TOO MUCH: Tracking excess and inequality

TOO MUCH

January 25, 2010 [print_link]

Tracking excess and inequality

harryMitchellARIZ

Free-marketer, avuncular Arizona Rep. Harry Mitchell (D) sees nothing wrong with obscene wealth.

Paul Volcker, the Financial Times believes, has finally come “in from the cold.” Remember Paul Volcker? Right after the 2008 elections, many thoughtful economic analysts hoped the new President Obama would consider Volcker, a former Federal Reserve Board chair, for the top slot at Treasury.

The reason? Volcker had emerged, over recent years, as a principled critic of excess at the top of America’s economic ladder. He had vigorously opposed attacks by wealthy families on the estate tax. In 2008, he blamed the global high-finance meltdown on Wall Street’s wild, unregulated chase after personal fortune.

But the new White House would end up giving Treasury to the Wall Street-friendly Timothy Geithner. The 82-year-old Volcker would be named, instead, to chair the White House’s Economic Recovery Advisory Board – and then ignored.

Until last week. On Thursday, the President, with Volcker at his side, proposed new regulations that directly challenge the source of beaucoup bank riches. Does this White House embrace of Volcker signify a new willingness to confront our richest? We can only hope so. Those richest, says a new Capitol Hill analysis, have never been richer. We have the details in this week’s Too Much.

 

GREED AT A GLANCE

George W. Bush may be history, but support for extending his tax cuts for America’s rich is growing – among Democrats. The Bush tax cuts will all sunset at the end of 2010 unless Congress acts to extend them. And Congress should do just that, says Rep. Gerry Connolly, a Virginia Democrat. A Dow Jones reporter last week found Connolly arguing for the “logic” of “leaving well-enough alone for now, given the fragility of the economic recovery.” Rep. Harry Mitchell, a Democrat from Arizona, is urging President Obama to reject any rate hike on the taxes the wealthy pay on capital gains, dividends, and top-bracket income. Says Mitchell: “We need to retain these tax cuts that encourage investment that stimulates growth and job creation.”

━━━━━━━━

What is being asked —
Repeat the passage of the Too Much newsletter starting at "Paul Volcker, the" and ending at "slot at Treasury.", substituting "New York Times" for "Financial Times".

━━━━━━━━

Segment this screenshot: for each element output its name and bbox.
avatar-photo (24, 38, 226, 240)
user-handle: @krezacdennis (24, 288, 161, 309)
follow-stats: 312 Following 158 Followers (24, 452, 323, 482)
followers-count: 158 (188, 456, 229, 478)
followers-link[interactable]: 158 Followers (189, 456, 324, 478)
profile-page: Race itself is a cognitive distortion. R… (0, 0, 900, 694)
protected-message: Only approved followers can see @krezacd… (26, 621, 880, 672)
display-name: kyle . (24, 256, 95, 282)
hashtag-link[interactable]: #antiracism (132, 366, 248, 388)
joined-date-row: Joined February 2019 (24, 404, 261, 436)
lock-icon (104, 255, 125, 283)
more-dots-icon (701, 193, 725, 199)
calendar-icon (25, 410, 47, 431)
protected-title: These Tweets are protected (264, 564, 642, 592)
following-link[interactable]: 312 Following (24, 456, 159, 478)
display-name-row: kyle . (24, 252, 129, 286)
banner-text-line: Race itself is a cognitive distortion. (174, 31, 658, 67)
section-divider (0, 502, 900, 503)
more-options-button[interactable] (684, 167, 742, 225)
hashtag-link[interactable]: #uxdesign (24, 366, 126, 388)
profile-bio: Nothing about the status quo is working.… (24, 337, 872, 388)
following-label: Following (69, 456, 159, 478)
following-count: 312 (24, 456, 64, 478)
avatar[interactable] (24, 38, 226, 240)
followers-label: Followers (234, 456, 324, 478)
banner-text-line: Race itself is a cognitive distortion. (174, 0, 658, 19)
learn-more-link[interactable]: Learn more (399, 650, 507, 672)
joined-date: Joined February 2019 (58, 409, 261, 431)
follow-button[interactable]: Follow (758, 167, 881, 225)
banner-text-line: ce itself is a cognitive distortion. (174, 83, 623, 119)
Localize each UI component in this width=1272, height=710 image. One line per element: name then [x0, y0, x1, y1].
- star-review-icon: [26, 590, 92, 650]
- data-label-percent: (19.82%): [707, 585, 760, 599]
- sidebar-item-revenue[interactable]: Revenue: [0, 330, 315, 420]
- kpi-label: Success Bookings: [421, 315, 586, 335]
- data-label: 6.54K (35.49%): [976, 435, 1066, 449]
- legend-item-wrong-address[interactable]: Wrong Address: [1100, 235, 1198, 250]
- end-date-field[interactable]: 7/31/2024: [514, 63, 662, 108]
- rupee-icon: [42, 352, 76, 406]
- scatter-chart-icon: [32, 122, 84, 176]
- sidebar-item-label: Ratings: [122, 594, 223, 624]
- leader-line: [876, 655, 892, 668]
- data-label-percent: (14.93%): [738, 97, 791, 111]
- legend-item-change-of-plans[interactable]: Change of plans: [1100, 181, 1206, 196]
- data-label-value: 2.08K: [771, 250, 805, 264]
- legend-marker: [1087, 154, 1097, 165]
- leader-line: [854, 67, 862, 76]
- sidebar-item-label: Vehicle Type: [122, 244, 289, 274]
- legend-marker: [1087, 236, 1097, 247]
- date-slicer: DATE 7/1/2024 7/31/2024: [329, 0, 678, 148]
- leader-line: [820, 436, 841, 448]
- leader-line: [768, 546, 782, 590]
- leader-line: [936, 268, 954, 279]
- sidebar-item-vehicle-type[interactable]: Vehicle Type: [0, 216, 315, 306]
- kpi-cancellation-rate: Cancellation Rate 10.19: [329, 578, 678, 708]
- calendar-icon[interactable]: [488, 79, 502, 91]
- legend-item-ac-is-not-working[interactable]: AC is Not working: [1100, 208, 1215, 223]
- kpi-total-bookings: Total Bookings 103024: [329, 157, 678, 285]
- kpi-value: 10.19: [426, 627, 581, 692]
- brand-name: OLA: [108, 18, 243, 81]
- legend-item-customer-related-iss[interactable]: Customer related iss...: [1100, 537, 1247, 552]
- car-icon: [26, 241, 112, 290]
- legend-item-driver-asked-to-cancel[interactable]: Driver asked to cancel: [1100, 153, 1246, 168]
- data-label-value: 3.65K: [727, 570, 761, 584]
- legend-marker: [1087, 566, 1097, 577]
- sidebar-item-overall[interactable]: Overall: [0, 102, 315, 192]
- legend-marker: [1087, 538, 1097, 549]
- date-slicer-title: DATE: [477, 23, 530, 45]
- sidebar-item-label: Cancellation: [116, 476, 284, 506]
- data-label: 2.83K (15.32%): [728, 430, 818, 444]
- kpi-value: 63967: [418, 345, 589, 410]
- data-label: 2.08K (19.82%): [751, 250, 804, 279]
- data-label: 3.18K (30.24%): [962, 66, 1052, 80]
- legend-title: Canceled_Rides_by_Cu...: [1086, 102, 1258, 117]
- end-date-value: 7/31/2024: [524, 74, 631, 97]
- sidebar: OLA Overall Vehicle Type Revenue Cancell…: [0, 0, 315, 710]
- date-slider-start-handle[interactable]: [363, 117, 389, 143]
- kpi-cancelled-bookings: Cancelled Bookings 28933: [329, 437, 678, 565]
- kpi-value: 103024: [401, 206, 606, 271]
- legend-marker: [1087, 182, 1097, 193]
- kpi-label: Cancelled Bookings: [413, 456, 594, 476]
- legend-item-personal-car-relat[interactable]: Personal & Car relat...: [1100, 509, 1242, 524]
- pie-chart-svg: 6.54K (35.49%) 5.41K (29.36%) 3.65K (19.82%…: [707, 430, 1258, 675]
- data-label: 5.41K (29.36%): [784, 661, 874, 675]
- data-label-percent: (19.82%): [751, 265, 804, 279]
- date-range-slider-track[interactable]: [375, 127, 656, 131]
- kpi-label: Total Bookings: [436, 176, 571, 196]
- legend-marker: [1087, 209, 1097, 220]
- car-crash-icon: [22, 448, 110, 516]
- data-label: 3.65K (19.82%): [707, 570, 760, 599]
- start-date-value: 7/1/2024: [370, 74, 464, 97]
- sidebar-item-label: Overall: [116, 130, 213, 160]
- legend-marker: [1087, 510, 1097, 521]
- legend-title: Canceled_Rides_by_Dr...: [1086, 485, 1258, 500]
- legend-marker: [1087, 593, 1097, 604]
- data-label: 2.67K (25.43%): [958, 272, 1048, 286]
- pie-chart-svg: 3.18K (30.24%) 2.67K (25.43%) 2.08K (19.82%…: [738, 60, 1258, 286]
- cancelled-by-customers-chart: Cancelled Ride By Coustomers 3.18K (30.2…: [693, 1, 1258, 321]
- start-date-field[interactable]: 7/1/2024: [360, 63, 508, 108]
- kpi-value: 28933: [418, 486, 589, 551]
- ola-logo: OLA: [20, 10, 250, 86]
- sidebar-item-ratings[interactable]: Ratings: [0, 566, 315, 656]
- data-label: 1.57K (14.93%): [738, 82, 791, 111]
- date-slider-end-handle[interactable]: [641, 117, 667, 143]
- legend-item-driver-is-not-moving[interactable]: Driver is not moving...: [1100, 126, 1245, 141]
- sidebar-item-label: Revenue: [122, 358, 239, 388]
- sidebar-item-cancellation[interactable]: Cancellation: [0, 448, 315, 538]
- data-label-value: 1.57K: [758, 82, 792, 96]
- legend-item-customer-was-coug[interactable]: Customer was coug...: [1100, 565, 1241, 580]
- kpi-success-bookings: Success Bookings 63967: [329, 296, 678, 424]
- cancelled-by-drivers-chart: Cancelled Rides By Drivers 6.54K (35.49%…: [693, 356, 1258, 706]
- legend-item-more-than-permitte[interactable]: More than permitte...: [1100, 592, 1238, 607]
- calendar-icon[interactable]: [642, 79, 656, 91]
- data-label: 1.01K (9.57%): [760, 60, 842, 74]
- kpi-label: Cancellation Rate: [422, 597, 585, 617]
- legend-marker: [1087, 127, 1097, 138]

━━━━━━━━

Solution to the exercise —
Paul Volcker, the New York Times believes, has finally come “in from the cold.” Remember Paul Volcker? Right after the 2008 elections, many thoughtful economic analysts hoped the new President Obama would consider Volcker, a former Federal Reserve Board chair, for the top slot at Treasury.